▸ **PROBLEM TO WORK ON**
Arrange every line of the items below as a numbered list, leaving out any blank lines.
* START INPUT FOR THIS TASK *
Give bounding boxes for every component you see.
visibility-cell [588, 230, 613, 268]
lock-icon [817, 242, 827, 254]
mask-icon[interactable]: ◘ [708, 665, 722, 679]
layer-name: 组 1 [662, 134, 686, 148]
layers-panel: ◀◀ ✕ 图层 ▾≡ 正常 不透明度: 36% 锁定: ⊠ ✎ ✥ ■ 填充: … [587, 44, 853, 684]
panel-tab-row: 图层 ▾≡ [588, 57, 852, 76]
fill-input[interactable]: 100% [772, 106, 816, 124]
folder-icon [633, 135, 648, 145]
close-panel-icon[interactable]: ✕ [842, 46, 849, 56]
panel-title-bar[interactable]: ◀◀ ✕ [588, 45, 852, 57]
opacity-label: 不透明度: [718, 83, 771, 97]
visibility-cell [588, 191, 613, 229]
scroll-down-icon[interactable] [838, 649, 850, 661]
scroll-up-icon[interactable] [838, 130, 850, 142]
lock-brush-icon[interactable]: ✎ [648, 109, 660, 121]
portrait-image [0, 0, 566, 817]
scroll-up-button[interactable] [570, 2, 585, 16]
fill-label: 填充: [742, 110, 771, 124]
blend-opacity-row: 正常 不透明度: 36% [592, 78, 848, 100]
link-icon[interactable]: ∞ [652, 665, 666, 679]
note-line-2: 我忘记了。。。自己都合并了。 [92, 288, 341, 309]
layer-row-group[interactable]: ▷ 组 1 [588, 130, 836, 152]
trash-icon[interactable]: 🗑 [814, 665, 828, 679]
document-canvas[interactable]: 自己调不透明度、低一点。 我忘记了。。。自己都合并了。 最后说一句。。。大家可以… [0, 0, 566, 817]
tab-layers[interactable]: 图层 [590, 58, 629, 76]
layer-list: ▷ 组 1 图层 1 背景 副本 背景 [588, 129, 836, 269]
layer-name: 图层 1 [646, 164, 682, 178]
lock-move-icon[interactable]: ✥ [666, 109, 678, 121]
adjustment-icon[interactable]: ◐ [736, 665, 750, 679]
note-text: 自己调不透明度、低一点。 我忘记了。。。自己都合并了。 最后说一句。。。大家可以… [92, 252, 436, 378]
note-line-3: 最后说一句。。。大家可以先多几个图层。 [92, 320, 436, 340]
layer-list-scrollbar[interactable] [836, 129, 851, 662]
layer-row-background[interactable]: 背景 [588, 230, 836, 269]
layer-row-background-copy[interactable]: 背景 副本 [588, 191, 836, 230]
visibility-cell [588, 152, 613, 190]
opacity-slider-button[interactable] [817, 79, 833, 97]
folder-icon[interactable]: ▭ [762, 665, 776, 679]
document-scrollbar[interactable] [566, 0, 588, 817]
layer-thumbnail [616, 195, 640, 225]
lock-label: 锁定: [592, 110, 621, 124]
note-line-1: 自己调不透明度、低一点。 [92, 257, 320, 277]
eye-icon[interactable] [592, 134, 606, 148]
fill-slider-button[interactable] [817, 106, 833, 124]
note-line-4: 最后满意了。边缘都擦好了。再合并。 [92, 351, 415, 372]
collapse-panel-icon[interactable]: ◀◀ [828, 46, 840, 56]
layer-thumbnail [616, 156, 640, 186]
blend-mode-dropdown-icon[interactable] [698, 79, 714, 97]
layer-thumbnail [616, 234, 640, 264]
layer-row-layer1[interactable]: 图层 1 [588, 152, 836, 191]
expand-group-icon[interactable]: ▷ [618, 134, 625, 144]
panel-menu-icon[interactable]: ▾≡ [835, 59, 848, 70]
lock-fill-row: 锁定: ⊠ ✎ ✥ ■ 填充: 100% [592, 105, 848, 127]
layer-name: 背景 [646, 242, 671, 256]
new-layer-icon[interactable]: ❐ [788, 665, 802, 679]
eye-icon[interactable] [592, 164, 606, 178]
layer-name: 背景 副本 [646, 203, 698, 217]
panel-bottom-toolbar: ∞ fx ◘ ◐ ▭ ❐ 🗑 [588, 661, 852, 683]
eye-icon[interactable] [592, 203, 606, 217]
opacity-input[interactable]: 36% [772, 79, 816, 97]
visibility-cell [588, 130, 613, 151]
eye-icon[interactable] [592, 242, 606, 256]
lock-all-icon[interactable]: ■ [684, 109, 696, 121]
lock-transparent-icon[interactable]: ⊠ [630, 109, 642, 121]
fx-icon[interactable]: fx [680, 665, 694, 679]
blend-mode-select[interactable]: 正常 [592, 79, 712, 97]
* END INPUT FOR THIS TASK *
▸ **RESULT FOR THIS EXERCISE**
1. Give bounding boxes for every component you see.
2. visibility-cell [588, 230, 613, 268]
3. lock-icon [817, 242, 827, 254]
4. mask-icon[interactable]: ◘ [708, 665, 722, 679]
5. layer-name: 组 1 [662, 134, 686, 148]
6. layers-panel: ◀◀ ✕ 图层 ▾≡ 正常 不透明度: 36% 锁定: ⊠ ✎ ✥ ■ 填充: … [587, 44, 853, 684]
7. panel-tab-row: 图层 ▾≡ [588, 57, 852, 76]
8. fill-input[interactable]: 100% [772, 106, 816, 124]
9. folder-icon [633, 135, 648, 145]
10. close-panel-icon[interactable]: ✕ [842, 46, 849, 56]
11. panel-title-bar[interactable]: ◀◀ ✕ [588, 45, 852, 57]
12. opacity-label: 不透明度: [718, 83, 771, 97]
13. visibility-cell [588, 191, 613, 229]
14. scroll-down-icon[interactable] [838, 649, 850, 661]
15. scroll-up-icon[interactable] [838, 130, 850, 142]
16. lock-brush-icon[interactable]: ✎ [648, 109, 660, 121]
17. portrait-image [0, 0, 566, 817]
18. scroll-up-button[interactable] [570, 2, 585, 16]
19. fill-label: 填充: [742, 110, 771, 124]
20. blend-opacity-row: 正常 不透明度: 36% [592, 78, 848, 100]
21. link-icon[interactable]: ∞ [652, 665, 666, 679]
22. note-line-2: 我忘记了。。。自己都合并了。 [92, 288, 341, 309]
23. layer-row-group[interactable]: ▷ 组 1 [588, 130, 836, 152]
24. trash-icon[interactable]: 🗑 [814, 665, 828, 679]
25. document-canvas[interactable]: 自己调不透明度、低一点。 我忘记了。。。自己都合并了。 最后说一句。。。大家可以… [0, 0, 566, 817]
26. tab-layers[interactable]: 图层 [590, 58, 629, 76]
27. layer-list: ▷ 组 1 图层 1 背景 副本 背景 [588, 129, 836, 269]
28. layer-name: 图层 1 [646, 164, 682, 178]
29. lock-move-icon[interactable]: ✥ [666, 109, 678, 121]
30. adjustment-icon[interactable]: ◐ [736, 665, 750, 679]
31. note-text: 自己调不透明度、低一点。 我忘记了。。。自己都合并了。 最后说一句。。。大家可以… [92, 252, 436, 378]
32. note-line-3: 最后说一句。。。大家可以先多几个图层。 [92, 320, 436, 340]
33. layer-list-scrollbar[interactable] [836, 129, 851, 662]
34. layer-row-background[interactable]: 背景 [588, 230, 836, 269]
35. layer-row-background-copy[interactable]: 背景 副本 [588, 191, 836, 230]
36. visibility-cell [588, 152, 613, 190]
37. opacity-slider-button[interactable] [817, 79, 833, 97]
38. folder-icon[interactable]: ▭ [762, 665, 776, 679]
39. document-scrollbar[interactable] [566, 0, 588, 817]
40. layer-thumbnail [616, 195, 640, 225]
41. lock-label: 锁定: [592, 110, 621, 124]
42. note-line-1: 自己调不透明度、低一点。 [92, 257, 320, 277]
43. eye-icon[interactable] [592, 134, 606, 148]
44. fill-slider-button[interactable] [817, 106, 833, 124]
45. note-line-4: 最后满意了。边缘都擦好了。再合并。 [92, 351, 415, 372]
46. collapse-panel-icon[interactable]: ◀◀ [828, 46, 840, 56]
47. layer-thumbnail [616, 156, 640, 186]
48. blend-mode-dropdown-icon[interactable] [698, 79, 714, 97]
49. layer-thumbnail [616, 234, 640, 264]
50. layer-row-layer1[interactable]: 图层 1 [588, 152, 836, 191]
51. expand-group-icon[interactable]: ▷ [618, 134, 625, 144]
52. panel-menu-icon[interactable]: ▾≡ [835, 59, 848, 70]
53. lock-fill-row: 锁定: ⊠ ✎ ✥ ■ 填充: 100% [592, 105, 848, 127]
54. layer-name: 背景 [646, 242, 671, 256]
55. new-layer-icon[interactable]: ❐ [788, 665, 802, 679]
56. eye-icon[interactable] [592, 164, 606, 178]
57. layer-name: 背景 副本 [646, 203, 698, 217]
58. panel-bottom-toolbar: ∞ fx ◘ ◐ ▭ ❐ 🗑 [588, 661, 852, 683]
59. eye-icon[interactable] [592, 203, 606, 217]
60. opacity-input[interactable]: 36% [772, 79, 816, 97]
61. visibility-cell [588, 130, 613, 151]
62. eye-icon[interactable] [592, 242, 606, 256]
63. lock-all-icon[interactable]: ■ [684, 109, 696, 121]
64. lock-transparent-icon[interactable]: ⊠ [630, 109, 642, 121]
65. fx-icon[interactable]: fx [680, 665, 694, 679]
66. blend-mode-select[interactable]: 正常 [592, 79, 712, 97]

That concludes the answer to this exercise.